**DIRECTIONS:**
Take the entries below and print all of them exactly, please.

**SOURCE DATA:**
.....
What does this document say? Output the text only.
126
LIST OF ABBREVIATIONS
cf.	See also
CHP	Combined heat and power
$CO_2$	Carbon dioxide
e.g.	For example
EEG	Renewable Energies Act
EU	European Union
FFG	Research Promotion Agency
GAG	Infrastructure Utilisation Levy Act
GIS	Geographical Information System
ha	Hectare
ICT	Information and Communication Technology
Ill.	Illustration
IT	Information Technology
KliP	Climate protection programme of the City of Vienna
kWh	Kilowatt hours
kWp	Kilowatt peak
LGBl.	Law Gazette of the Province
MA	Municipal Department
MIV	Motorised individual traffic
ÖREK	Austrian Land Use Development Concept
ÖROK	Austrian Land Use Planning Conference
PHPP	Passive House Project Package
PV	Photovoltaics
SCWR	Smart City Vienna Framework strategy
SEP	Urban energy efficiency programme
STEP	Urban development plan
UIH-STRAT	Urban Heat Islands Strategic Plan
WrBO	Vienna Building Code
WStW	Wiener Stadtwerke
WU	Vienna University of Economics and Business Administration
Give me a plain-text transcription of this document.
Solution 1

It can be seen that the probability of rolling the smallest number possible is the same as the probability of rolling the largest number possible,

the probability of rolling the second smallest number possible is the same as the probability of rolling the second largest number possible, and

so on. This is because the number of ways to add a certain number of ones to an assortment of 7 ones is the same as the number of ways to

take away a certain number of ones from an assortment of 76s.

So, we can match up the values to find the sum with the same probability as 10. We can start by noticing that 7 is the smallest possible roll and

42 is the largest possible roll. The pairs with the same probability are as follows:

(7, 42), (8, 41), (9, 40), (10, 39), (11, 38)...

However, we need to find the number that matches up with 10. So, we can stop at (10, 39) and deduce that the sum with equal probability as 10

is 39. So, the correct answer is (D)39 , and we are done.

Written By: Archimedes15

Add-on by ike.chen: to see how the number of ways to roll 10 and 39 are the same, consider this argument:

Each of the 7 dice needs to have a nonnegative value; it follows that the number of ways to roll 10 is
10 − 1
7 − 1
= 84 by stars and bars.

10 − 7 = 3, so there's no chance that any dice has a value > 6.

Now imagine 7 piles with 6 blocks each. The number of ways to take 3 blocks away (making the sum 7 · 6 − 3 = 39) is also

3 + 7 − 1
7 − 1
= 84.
.....
**SOLUTION FOR THIS EXERCISE:**
What does this document say? Output the text only.
126
LIST OF ABBREVIATIONS
cf.	See also
CHP	Combined heat and power
$CO_2$	Carbon dioxide
e.g.	For example
EEG	Renewable Energies Act
EU	European Union
FFG	Research Promotion Agency
GAG	Infrastructure Utilisation Levy Act
GIS	Geographical Information System
ha	Hectare
ICT	Information and Communication Technology
Ill.	Illustration
IT	Information Technology
KliP	Climate protection programme of the City of Vienna
kWh	Kilowatt hours
kWp	Kilowatt peak
LGBl.	Law Gazette of the Province
MA	Municipal Department
MIV	Motorised individual traffic
ÖREK	Austrian Land Use Development Concept
ÖROK	Austrian Land Use Planning Conference
PHPP	Passive House Project Package
PV	Photovoltaics
SCWR	Smart City Vienna Framework strategy
SEP	Urban energy efficiency programme
STEP	Urban development plan
UIH-STRAT	Urban Heat Islands Strategic Plan
WrBO	Vienna Building Code
WStW	Wiener Stadtwerke
WU	Vienna University of Economics and Business Administration
Give me a plain-text transcription of this document.
Solution 1

It can be seen that the probability of rolling the smallest number possible is the same as the probability of rolling the largest number possible,

the probability of rolling the second smallest number possible is the same as the probability of rolling the second largest number possible, and

so on. This is because the number of ways to add a certain number of ones to an assortment of 7 ones is the same as the number of ways to

take away a certain number of ones from an assortment of 76s.

So, we can match up the values to find the sum with the same probability as 10. We can start by noticing that 7 is the smallest possible roll and

42 is the largest possible roll. The pairs with the same probability are as follows:

(7, 42), (8, 41), (9, 40), (10, 39), (11, 38)...

However, we need to find the number that matches up with 10. So, we can stop at (10, 39) and deduce that the sum with equal probability as 10

is 39. So, the correct answer is (D)39 , and we are done.

Written By: Archimedes15

Add-on by ike.chen: to see how the number of ways to roll 10 and 39 are the same, consider this argument:

Each of the 7 dice needs to have a nonnegative value; it follows that the number of ways to roll 10 is
10 − 1
7 − 1
= 84 by stars and bars.

10 − 7 = 3, so there's no chance that any dice has a value > 6.

Now imagine 7 piles with 6 blocks each. The number of ways to take 3 blocks away (making the sum 7 · 6 − 3 = 39) is also

3 + 7 − 1
7 − 1
= 84.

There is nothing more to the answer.